» **YOUR ASSIGNMENT**:
Report every line of the records that includes the word "manifestations".

____ DATASET RECORDS

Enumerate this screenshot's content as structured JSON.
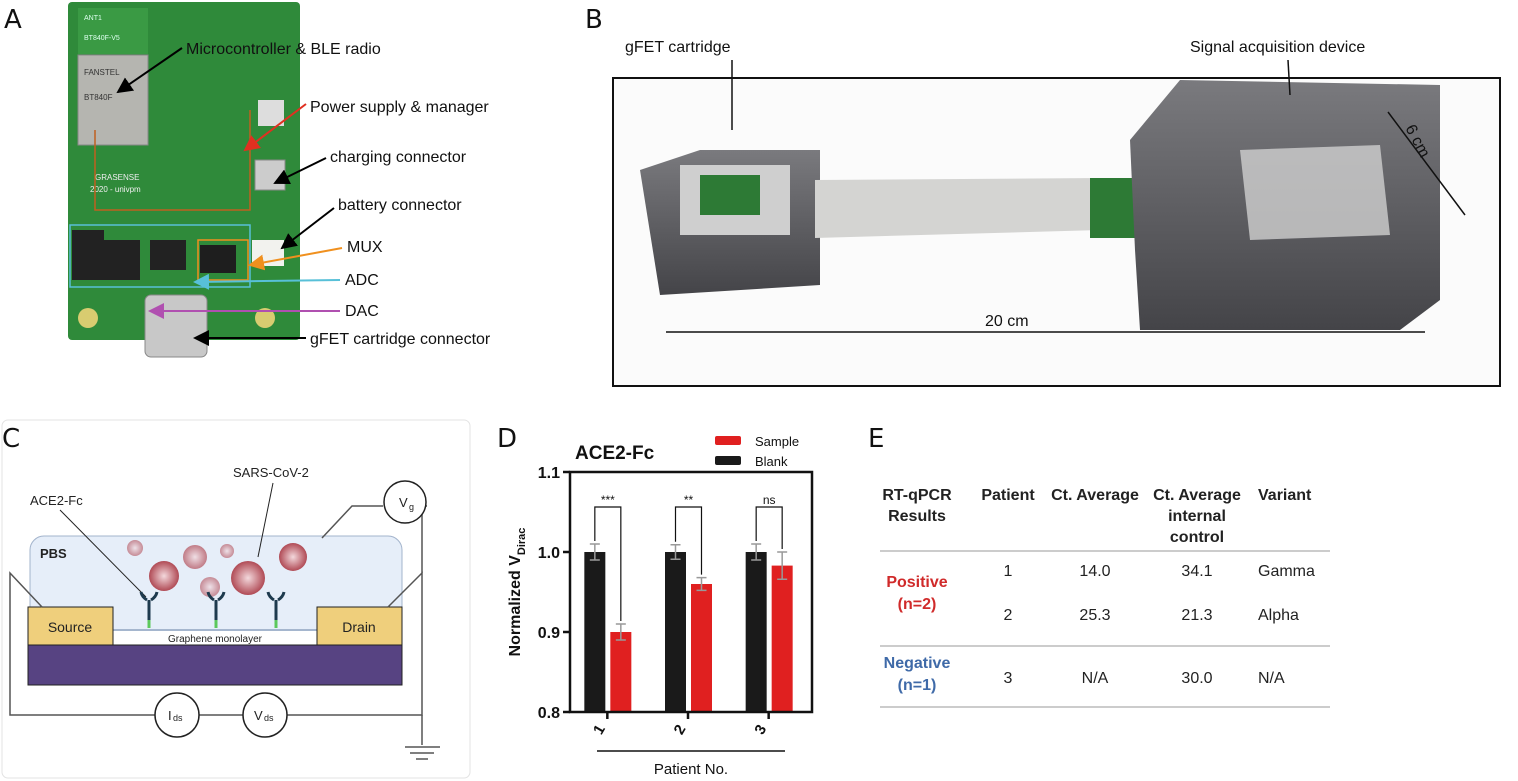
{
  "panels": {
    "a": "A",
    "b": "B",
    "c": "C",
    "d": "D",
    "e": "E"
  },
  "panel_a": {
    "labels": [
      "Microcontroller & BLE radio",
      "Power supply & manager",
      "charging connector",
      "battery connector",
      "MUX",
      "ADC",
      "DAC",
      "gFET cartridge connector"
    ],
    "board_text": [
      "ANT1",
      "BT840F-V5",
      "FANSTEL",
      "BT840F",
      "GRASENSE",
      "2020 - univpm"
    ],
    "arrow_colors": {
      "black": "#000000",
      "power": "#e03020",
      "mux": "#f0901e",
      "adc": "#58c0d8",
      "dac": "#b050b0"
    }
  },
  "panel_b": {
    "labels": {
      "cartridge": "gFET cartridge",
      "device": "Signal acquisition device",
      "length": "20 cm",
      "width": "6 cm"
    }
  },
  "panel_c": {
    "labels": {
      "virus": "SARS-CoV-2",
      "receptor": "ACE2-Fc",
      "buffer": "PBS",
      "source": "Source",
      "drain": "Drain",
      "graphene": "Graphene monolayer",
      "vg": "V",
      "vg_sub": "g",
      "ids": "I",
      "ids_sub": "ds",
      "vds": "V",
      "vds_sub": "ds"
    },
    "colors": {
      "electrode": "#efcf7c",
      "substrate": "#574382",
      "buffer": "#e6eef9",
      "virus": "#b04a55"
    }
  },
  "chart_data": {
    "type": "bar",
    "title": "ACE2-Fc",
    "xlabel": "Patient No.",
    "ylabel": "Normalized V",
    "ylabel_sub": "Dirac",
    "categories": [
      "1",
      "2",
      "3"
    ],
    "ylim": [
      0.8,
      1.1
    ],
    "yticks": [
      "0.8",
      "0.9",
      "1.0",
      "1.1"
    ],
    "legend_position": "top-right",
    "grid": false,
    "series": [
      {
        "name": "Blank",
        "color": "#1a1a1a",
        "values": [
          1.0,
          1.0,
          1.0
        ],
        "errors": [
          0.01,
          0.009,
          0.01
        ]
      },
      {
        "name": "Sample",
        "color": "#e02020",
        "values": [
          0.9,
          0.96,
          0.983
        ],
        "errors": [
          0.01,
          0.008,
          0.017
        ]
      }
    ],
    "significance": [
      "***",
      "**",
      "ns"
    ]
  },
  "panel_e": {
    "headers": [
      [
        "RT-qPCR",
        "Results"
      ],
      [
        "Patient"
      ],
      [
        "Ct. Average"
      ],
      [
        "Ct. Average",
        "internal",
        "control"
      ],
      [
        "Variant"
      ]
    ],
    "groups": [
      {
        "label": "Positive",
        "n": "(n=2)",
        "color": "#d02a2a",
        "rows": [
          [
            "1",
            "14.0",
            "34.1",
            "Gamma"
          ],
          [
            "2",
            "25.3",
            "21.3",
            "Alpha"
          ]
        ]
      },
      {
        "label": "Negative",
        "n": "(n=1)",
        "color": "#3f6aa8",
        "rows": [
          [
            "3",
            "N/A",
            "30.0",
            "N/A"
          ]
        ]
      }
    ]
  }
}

________
____ DATASET RECORDS

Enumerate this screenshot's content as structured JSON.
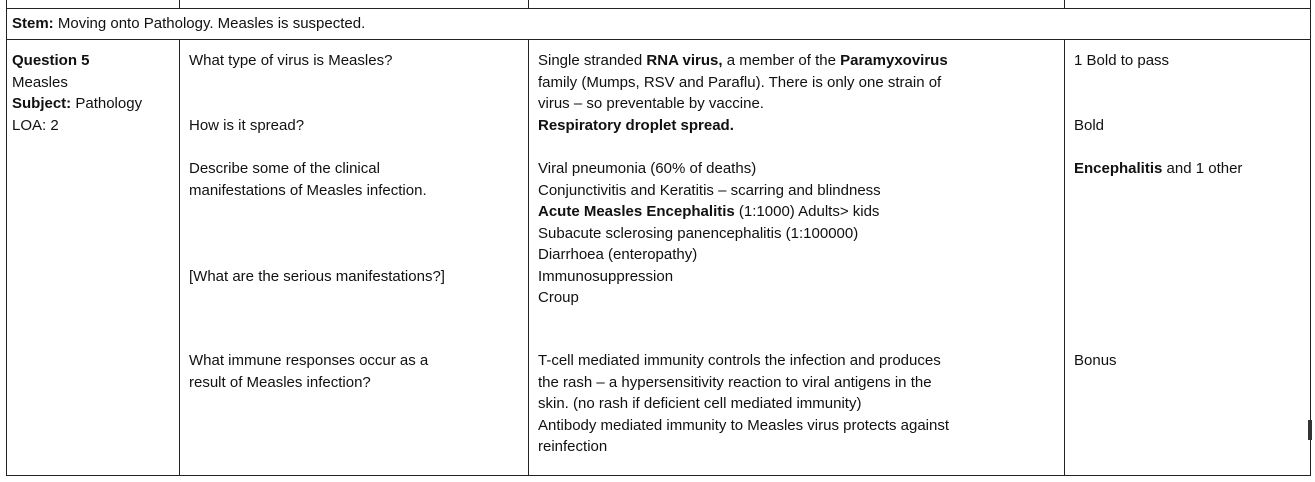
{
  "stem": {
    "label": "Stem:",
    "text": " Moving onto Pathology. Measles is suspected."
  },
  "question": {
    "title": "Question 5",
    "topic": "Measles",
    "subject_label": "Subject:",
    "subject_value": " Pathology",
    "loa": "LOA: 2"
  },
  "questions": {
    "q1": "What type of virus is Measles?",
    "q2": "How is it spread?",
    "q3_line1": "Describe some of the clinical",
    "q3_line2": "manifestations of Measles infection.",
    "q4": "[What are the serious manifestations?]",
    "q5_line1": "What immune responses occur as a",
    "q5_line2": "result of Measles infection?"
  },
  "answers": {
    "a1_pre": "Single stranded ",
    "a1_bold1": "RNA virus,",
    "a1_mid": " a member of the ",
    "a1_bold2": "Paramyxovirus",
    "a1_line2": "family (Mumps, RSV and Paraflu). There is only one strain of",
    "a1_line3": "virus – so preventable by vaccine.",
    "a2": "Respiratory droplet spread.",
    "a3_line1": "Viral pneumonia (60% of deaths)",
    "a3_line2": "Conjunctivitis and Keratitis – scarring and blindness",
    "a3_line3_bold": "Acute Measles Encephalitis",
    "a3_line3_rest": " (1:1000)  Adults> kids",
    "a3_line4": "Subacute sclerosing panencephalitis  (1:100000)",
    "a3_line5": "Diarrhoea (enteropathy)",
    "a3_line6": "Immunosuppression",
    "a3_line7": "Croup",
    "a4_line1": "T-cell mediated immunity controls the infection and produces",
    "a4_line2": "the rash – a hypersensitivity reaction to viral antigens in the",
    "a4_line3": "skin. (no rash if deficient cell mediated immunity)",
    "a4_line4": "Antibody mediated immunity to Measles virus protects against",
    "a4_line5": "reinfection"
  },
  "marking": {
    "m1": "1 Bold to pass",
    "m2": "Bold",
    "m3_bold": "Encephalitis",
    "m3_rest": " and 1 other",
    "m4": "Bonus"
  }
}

________

» **YOUR RESPONSE**:
    "q3_line2": "manifestations of Measles infection.",
    "q4": "[What are the serious manifestations?]",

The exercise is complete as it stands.